# Written task:
Records follow. Select each line holding "Safety".

[Data items]
'''

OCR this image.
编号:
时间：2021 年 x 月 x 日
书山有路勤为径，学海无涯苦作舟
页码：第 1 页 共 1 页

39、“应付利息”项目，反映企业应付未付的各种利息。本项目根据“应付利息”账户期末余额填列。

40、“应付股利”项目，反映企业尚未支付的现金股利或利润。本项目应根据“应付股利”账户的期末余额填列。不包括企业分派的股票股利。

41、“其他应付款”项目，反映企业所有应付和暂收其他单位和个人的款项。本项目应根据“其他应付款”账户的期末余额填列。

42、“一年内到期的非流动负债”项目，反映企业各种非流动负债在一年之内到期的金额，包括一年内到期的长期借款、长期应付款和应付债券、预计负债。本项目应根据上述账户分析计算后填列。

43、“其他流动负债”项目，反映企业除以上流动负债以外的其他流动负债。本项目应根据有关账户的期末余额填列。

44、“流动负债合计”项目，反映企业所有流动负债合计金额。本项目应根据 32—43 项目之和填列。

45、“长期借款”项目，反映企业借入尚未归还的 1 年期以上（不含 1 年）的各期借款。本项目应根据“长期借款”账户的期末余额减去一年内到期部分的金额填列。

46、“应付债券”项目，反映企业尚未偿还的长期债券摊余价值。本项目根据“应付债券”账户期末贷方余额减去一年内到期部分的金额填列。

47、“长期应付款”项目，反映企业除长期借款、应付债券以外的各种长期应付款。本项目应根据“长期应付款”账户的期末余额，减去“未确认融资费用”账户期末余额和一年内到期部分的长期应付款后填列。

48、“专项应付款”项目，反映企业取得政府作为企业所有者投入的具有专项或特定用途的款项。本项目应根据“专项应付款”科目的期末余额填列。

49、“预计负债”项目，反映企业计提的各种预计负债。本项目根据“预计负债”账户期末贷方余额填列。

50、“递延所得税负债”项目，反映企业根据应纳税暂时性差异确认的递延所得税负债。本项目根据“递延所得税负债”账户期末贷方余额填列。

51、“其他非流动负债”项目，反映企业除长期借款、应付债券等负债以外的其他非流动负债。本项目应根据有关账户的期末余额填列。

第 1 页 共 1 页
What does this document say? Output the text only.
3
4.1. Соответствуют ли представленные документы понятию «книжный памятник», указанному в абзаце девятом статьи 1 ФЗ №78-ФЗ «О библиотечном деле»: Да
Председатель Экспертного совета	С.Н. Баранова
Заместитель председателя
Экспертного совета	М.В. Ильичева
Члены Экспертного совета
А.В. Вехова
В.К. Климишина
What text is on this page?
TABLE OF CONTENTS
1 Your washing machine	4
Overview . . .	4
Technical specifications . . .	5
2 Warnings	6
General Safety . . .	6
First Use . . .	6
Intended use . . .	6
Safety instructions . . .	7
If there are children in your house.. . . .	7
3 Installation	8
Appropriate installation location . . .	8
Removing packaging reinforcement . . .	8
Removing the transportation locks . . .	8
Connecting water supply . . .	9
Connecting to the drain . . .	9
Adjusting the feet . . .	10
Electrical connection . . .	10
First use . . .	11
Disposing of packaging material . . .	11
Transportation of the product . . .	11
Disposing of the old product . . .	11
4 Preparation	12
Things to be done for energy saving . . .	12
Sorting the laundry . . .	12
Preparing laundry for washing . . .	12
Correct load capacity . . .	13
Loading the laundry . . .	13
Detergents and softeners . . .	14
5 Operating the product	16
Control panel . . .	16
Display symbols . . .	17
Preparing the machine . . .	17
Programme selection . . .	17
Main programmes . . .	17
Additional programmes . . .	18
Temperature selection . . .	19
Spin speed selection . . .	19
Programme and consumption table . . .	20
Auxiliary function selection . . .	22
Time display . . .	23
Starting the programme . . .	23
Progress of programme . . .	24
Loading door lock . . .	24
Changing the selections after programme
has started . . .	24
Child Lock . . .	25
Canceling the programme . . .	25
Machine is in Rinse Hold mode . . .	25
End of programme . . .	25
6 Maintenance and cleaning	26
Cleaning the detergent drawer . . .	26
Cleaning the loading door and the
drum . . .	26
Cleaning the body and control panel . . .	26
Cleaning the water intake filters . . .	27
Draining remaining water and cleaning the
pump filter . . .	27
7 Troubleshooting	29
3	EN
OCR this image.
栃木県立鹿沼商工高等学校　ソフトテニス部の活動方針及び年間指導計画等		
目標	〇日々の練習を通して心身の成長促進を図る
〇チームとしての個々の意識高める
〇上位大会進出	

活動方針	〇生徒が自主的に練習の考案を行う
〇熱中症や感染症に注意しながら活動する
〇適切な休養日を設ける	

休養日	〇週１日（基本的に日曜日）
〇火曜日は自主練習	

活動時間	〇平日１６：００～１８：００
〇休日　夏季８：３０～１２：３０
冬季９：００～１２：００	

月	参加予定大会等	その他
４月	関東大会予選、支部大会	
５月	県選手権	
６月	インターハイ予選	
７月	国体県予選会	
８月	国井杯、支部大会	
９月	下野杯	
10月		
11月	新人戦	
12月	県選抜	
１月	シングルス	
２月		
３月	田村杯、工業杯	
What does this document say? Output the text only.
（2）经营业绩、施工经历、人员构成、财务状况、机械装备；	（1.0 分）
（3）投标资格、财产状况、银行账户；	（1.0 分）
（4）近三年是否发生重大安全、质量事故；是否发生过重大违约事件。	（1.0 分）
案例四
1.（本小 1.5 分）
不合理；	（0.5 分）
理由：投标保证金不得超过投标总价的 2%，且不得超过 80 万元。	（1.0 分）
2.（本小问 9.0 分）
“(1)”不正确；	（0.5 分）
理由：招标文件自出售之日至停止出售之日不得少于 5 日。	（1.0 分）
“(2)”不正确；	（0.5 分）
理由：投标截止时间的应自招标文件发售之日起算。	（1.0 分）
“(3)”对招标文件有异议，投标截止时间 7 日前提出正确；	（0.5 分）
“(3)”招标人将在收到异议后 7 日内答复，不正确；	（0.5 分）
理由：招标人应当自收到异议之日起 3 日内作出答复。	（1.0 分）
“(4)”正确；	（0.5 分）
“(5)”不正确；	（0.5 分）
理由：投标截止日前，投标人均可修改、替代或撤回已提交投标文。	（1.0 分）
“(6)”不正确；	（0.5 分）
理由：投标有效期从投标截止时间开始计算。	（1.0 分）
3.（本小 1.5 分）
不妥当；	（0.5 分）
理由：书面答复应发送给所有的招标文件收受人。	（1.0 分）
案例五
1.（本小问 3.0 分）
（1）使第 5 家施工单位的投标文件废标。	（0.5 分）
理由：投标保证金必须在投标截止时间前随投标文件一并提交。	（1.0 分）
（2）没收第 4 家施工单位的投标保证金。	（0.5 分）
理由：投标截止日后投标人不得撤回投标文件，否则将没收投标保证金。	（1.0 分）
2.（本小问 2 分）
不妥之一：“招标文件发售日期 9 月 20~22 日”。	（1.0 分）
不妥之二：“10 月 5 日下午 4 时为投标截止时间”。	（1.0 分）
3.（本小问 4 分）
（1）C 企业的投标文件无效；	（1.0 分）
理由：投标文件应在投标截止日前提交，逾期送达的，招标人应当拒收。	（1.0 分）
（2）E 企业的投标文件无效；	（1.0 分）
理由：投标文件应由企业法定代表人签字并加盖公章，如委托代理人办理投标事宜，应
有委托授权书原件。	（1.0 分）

'''

# Response to this exercise:
General Safety . . .	6
Safety instructions . . .	7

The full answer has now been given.